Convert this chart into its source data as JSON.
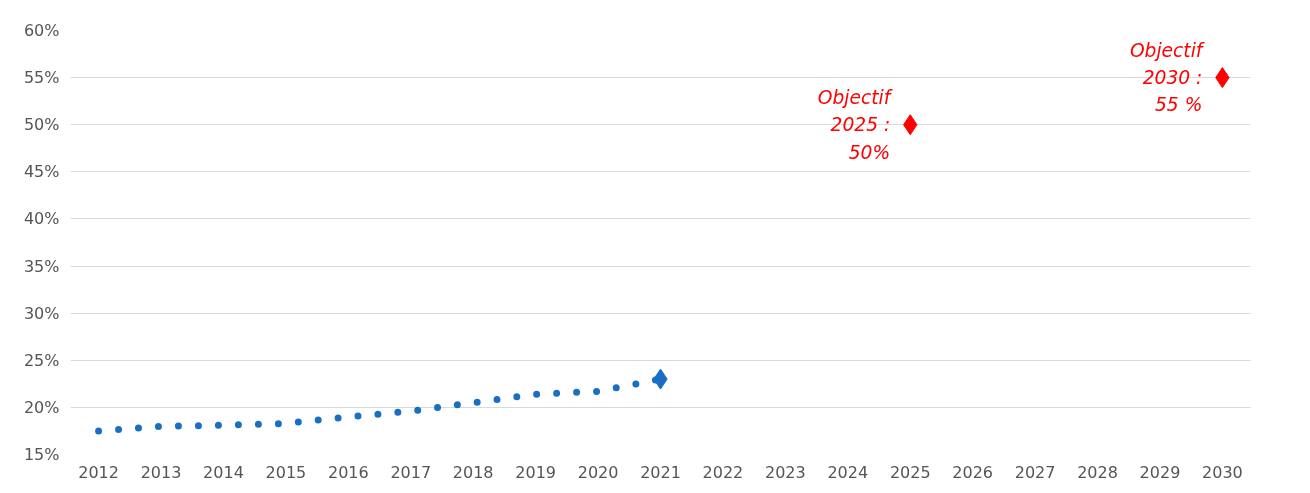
{
  "chart_data": {
    "type": "line",
    "x": [
      2012,
      2013,
      2014,
      2015,
      2016,
      2017,
      2018,
      2019,
      2020,
      2021
    ],
    "series": [
      {
        "color": "#1a6fc4",
        "line_style": "dotted",
        "marker": "none",
        "values": [
          17.5,
          18.0,
          18.1,
          18.3,
          19.0,
          19.6,
          20.5,
          21.4,
          21.7,
          23.0
        ]
      },
      {
        "type": "scatter",
        "color": "#1a6fc4",
        "marker": "diamond",
        "x": [
          2021
        ],
        "values": [
          23.0
        ]
      },
      {
        "type": "scatter",
        "color": "#ff0000",
        "marker": "diamond",
        "x": [
          2025,
          2030
        ],
        "values": [
          50,
          55
        ]
      }
    ],
    "annotations": [
      {
        "text": "Objectif\n2025 :\n50%",
        "x": 2025,
        "y": 50
      },
      {
        "text": "Objectif\n2030 :\n55 %",
        "x": 2030,
        "y": 55
      }
    ],
    "xlim": [
      2011.55,
      2030.45
    ],
    "xticks": [
      2012,
      2013,
      2014,
      2015,
      2016,
      2017,
      2018,
      2019,
      2020,
      2021,
      2022,
      2023,
      2024,
      2025,
      2026,
      2027,
      2028,
      2029,
      2030
    ],
    "ylim": [
      15,
      60
    ],
    "yticks": [
      {
        "value": 15,
        "label": "15%"
      },
      {
        "value": 20,
        "label": "20%"
      },
      {
        "value": 25,
        "label": "25%"
      },
      {
        "value": 30,
        "label": "30%"
      },
      {
        "value": 35,
        "label": "35%"
      },
      {
        "value": 40,
        "label": "40%"
      },
      {
        "value": 45,
        "label": "45%"
      },
      {
        "value": 50,
        "label": "50%"
      },
      {
        "value": 55,
        "label": "55%"
      },
      {
        "value": 60,
        "label": "60%"
      }
    ],
    "grid": "y"
  }
}
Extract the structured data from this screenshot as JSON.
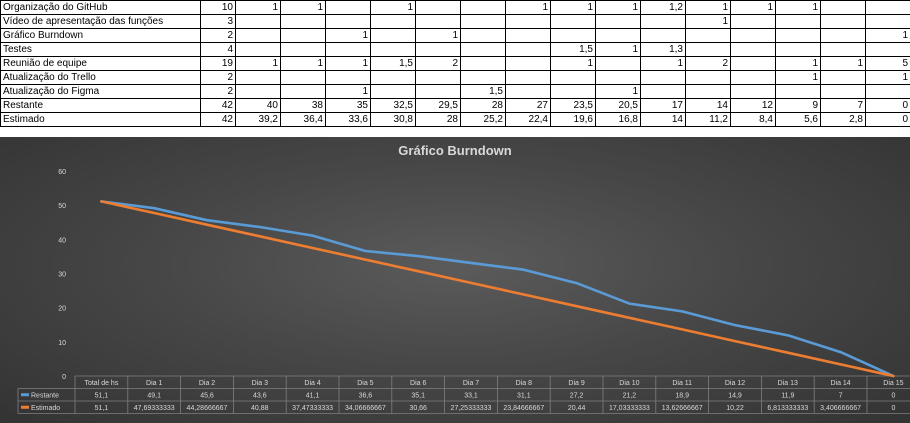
{
  "sheet": {
    "rows": [
      {
        "label": "Organização do GitHub",
        "total": "10",
        "days": [
          "1",
          "1",
          "",
          "1",
          "",
          "",
          "1",
          "1",
          "1",
          "1,2",
          "1",
          "1",
          "1",
          "",
          ""
        ]
      },
      {
        "label": "Vídeo de apresentação das funções",
        "total": "3",
        "days": [
          "",
          "",
          "",
          "",
          "",
          "",
          "",
          "",
          "",
          "",
          "1",
          "",
          "",
          "",
          ""
        ]
      },
      {
        "label": "Gráfico Burndown",
        "total": "2",
        "days": [
          "",
          "",
          "1",
          "",
          "1",
          "",
          "",
          "",
          "",
          "",
          "",
          "",
          "",
          "",
          "1"
        ]
      },
      {
        "label": "Testes",
        "total": "4",
        "days": [
          "",
          "",
          "",
          "",
          "",
          "",
          "",
          "1,5",
          "1",
          "1,3",
          "",
          "",
          "",
          "",
          ""
        ]
      },
      {
        "label": "Reunião de equipe",
        "total": "19",
        "days": [
          "1",
          "1",
          "1",
          "1,5",
          "2",
          "",
          "",
          "1",
          "",
          "1",
          "2",
          "",
          "1",
          "1",
          "5"
        ]
      },
      {
        "label": "Atualização do Trello",
        "total": "2",
        "days": [
          "",
          "",
          "",
          "",
          "",
          "",
          "",
          "",
          "",
          "",
          "",
          "",
          "1",
          "",
          "1"
        ]
      },
      {
        "label": "Atualização do Figma",
        "total": "2",
        "days": [
          "",
          "",
          "1",
          "",
          "",
          "1,5",
          "",
          "",
          "1",
          "",
          "",
          "",
          "",
          "",
          ""
        ]
      },
      {
        "label": "Restante",
        "total": "42",
        "days": [
          "40",
          "38",
          "35",
          "32,5",
          "29,5",
          "28",
          "27",
          "23,5",
          "20,5",
          "17",
          "14",
          "12",
          "9",
          "7",
          "0"
        ]
      },
      {
        "label": "Estimado",
        "total": "42",
        "days": [
          "39,2",
          "36,4",
          "33,6",
          "30,8",
          "28",
          "25,2",
          "22,4",
          "19,6",
          "16,8",
          "14",
          "11,2",
          "8,4",
          "5,6",
          "2,8",
          "0"
        ]
      }
    ]
  },
  "chart_data": {
    "type": "line",
    "title": "Gráfico Burndown",
    "categories": [
      "Total de hs",
      "Dia 1",
      "Dia 2",
      "Dia 3",
      "Dia 4",
      "Dia 5",
      "Dia 6",
      "Dia 7",
      "Dia 8",
      "Dia 9",
      "Dia 10",
      "Dia 11",
      "Dia 12",
      "Dia 13",
      "Dia 14",
      "Dia 15"
    ],
    "ylim": [
      0,
      60
    ],
    "yticks": [
      0,
      10,
      20,
      30,
      40,
      50,
      60
    ],
    "grid": false,
    "legend": "data-table-below",
    "series": [
      {
        "name": "Restante",
        "color": "#5b9bd5",
        "values": [
          51.1,
          49.1,
          45.6,
          43.6,
          41.1,
          36.6,
          35.1,
          33.1,
          31.1,
          27.2,
          21.2,
          18.9,
          14.9,
          11.9,
          7,
          0
        ],
        "labels": [
          "51,1",
          "49,1",
          "45,6",
          "43,6",
          "41,1",
          "36,6",
          "35,1",
          "33,1",
          "31,1",
          "27,2",
          "21,2",
          "18,9",
          "14,9",
          "11,9",
          "7",
          "0"
        ]
      },
      {
        "name": "Estimado",
        "color": "#ed7d31",
        "values": [
          51.1,
          47.69333333,
          44.28666667,
          40.88,
          37.47333333,
          34.06666667,
          30.66,
          27.25333333,
          23.84666667,
          20.44,
          17.03333333,
          13.62666667,
          10.22,
          6.813333333,
          3.406666667,
          0
        ],
        "labels": [
          "51,1",
          "47,69333333",
          "44,28666667",
          "40,88",
          "37,47333333",
          "34,06666667",
          "30,66",
          "27,25333333",
          "23,84666667",
          "20,44",
          "17,03333333",
          "13,62666667",
          "10,22",
          "6,813333333",
          "3,406666667",
          "0"
        ]
      }
    ],
    "colors": {
      "background": "#474747",
      "axis_text": "#d9d9d9",
      "title_text": "#d9d9d9",
      "table_border": "#7f7f7f"
    }
  }
}
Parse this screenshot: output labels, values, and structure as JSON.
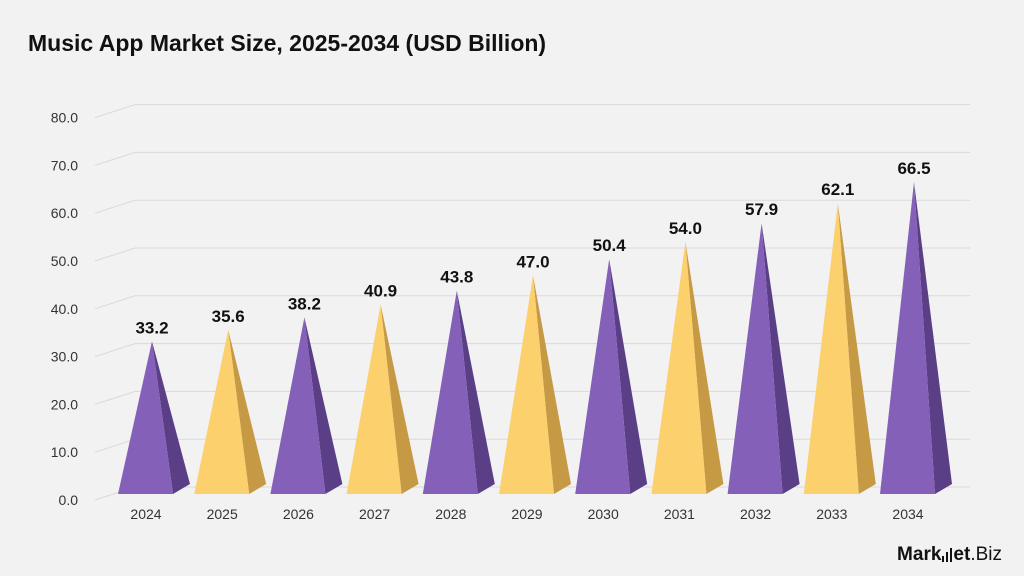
{
  "chart_data": {
    "type": "bar",
    "title": "Music App Market Size, 2025-2034 (USD Billion)",
    "categories": [
      "2024",
      "2025",
      "2026",
      "2027",
      "2028",
      "2029",
      "2030",
      "2031",
      "2032",
      "2033",
      "2034"
    ],
    "values": [
      33.2,
      35.6,
      38.2,
      40.9,
      43.8,
      47.0,
      50.4,
      54.0,
      57.9,
      62.1,
      66.5
    ],
    "value_labels": [
      "33.2",
      "35.6",
      "38.2",
      "40.9",
      "43.8",
      "47.0",
      "50.4",
      "54.0",
      "57.9",
      "62.1",
      "66.5"
    ],
    "ylim": [
      0,
      80
    ],
    "yticks": [
      "0.0",
      "10.0",
      "20.0",
      "30.0",
      "40.0",
      "50.0",
      "60.0",
      "70.0",
      "80.0"
    ],
    "xlabel": "",
    "ylabel": "",
    "grid": true,
    "legend": "none",
    "bar_shape": "3d-pyramid",
    "colors": {
      "purple": "#8460b8",
      "purple_shade": "#5b3f86",
      "yellow": "#fcd06c",
      "yellow_shade": "#c69a45",
      "grid": "#d9d9d9",
      "text": "#111111"
    },
    "color_pattern": [
      "purple",
      "yellow",
      "purple",
      "yellow",
      "purple",
      "yellow",
      "purple",
      "yellow",
      "purple",
      "yellow",
      "purple"
    ]
  },
  "brand": {
    "name_part1": "Mark",
    "name_part2": "et",
    "name_part3": ".Biz"
  }
}
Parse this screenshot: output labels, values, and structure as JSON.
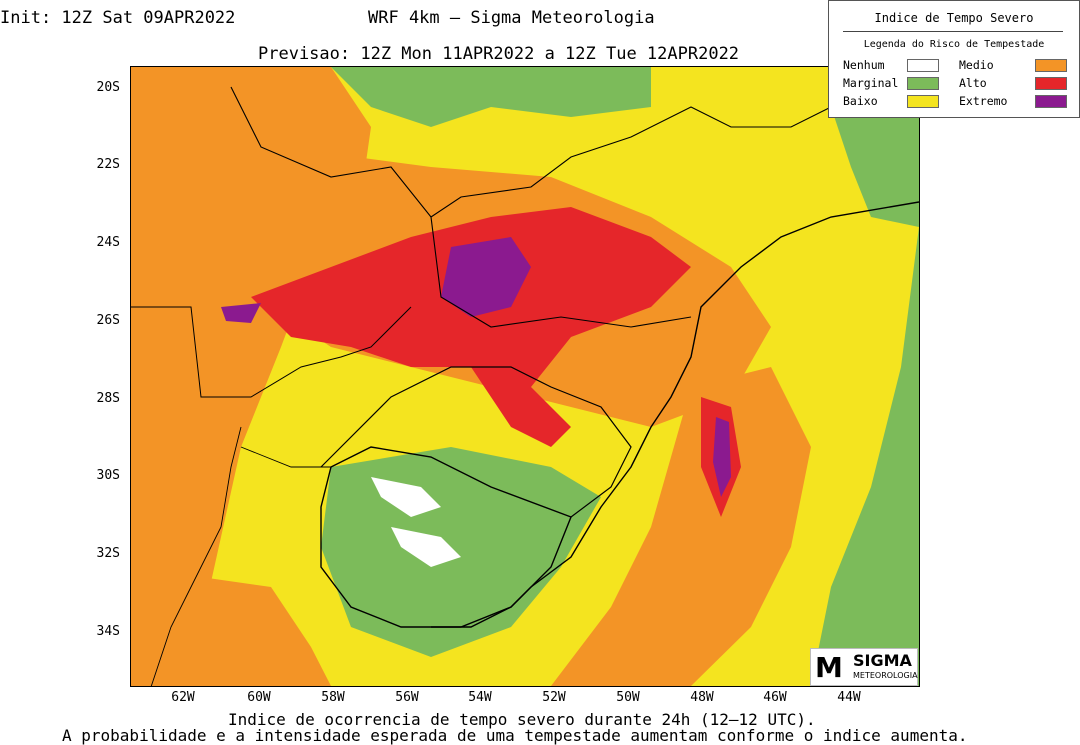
{
  "header": {
    "init": "Init: 12Z Sat 09APR2022",
    "model": "WRF 4km — Sigma Meteorologia",
    "forecast": "Previsao: 12Z Mon 11APR2022 a 12Z Tue 12APR2022"
  },
  "legend": {
    "title": "Indice de Tempo Severo",
    "subtitle": "Legenda do Risco de Tempestade",
    "items": [
      {
        "label": "Nenhum",
        "color": "#ffffff"
      },
      {
        "label": "Marginal",
        "color": "#7cbb5a"
      },
      {
        "label": "Baixo",
        "color": "#f4e41f"
      },
      {
        "label": "Medio",
        "color": "#f39426"
      },
      {
        "label": "Alto",
        "color": "#e5262a"
      },
      {
        "label": "Extremo",
        "color": "#8b1a8f"
      }
    ]
  },
  "map": {
    "lat_ticks": [
      "20S",
      "22S",
      "24S",
      "26S",
      "28S",
      "30S",
      "32S",
      "34S"
    ],
    "lon_ticks": [
      "62W",
      "60W",
      "58W",
      "56W",
      "54W",
      "52W",
      "50W",
      "48W",
      "46W",
      "44W"
    ]
  },
  "logo": {
    "big": "SIGMA",
    "small": "METEOROLOGIA",
    "mark": "M"
  },
  "footer": {
    "line1": "Indice de ocorrencia de tempo severo durante 24h (12–12 UTC).",
    "line2": "A probabilidade e a intensidade esperada de uma tempestade aumentam conforme o indice aumenta."
  }
}
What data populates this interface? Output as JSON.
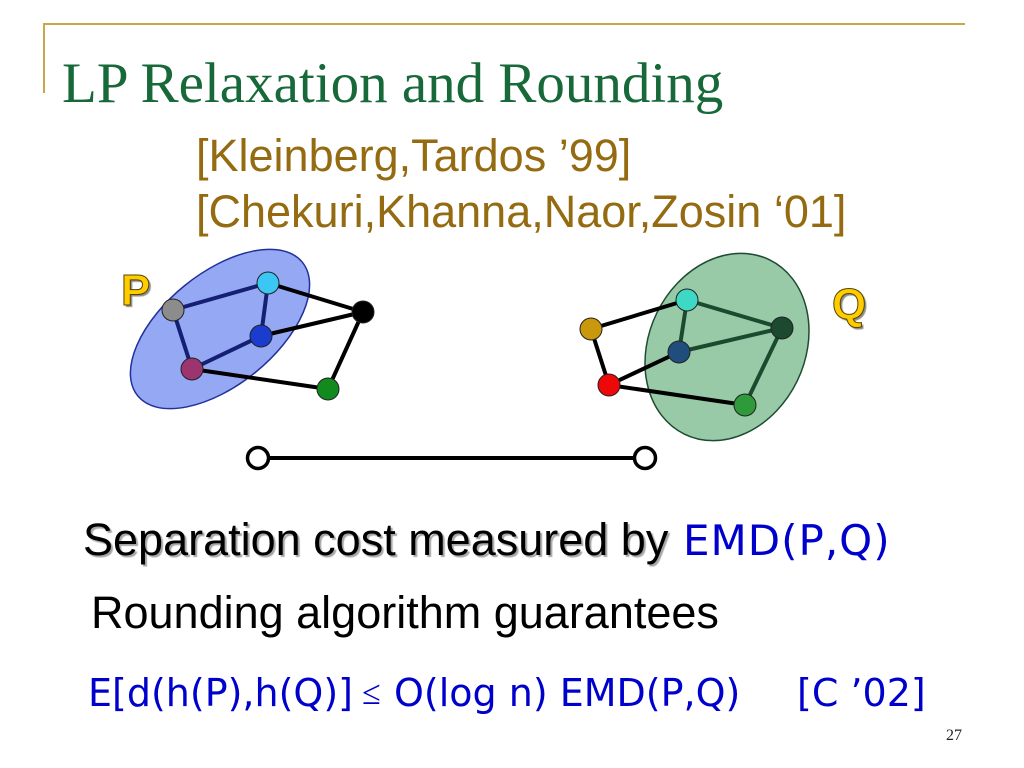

******************************

**What you are asked to do:** Write out every line from the entries where "Gráfico" appears.

**Output of the task:**
        "label": "Gráfico Burndown",
    "title": "Gráfico Burndown",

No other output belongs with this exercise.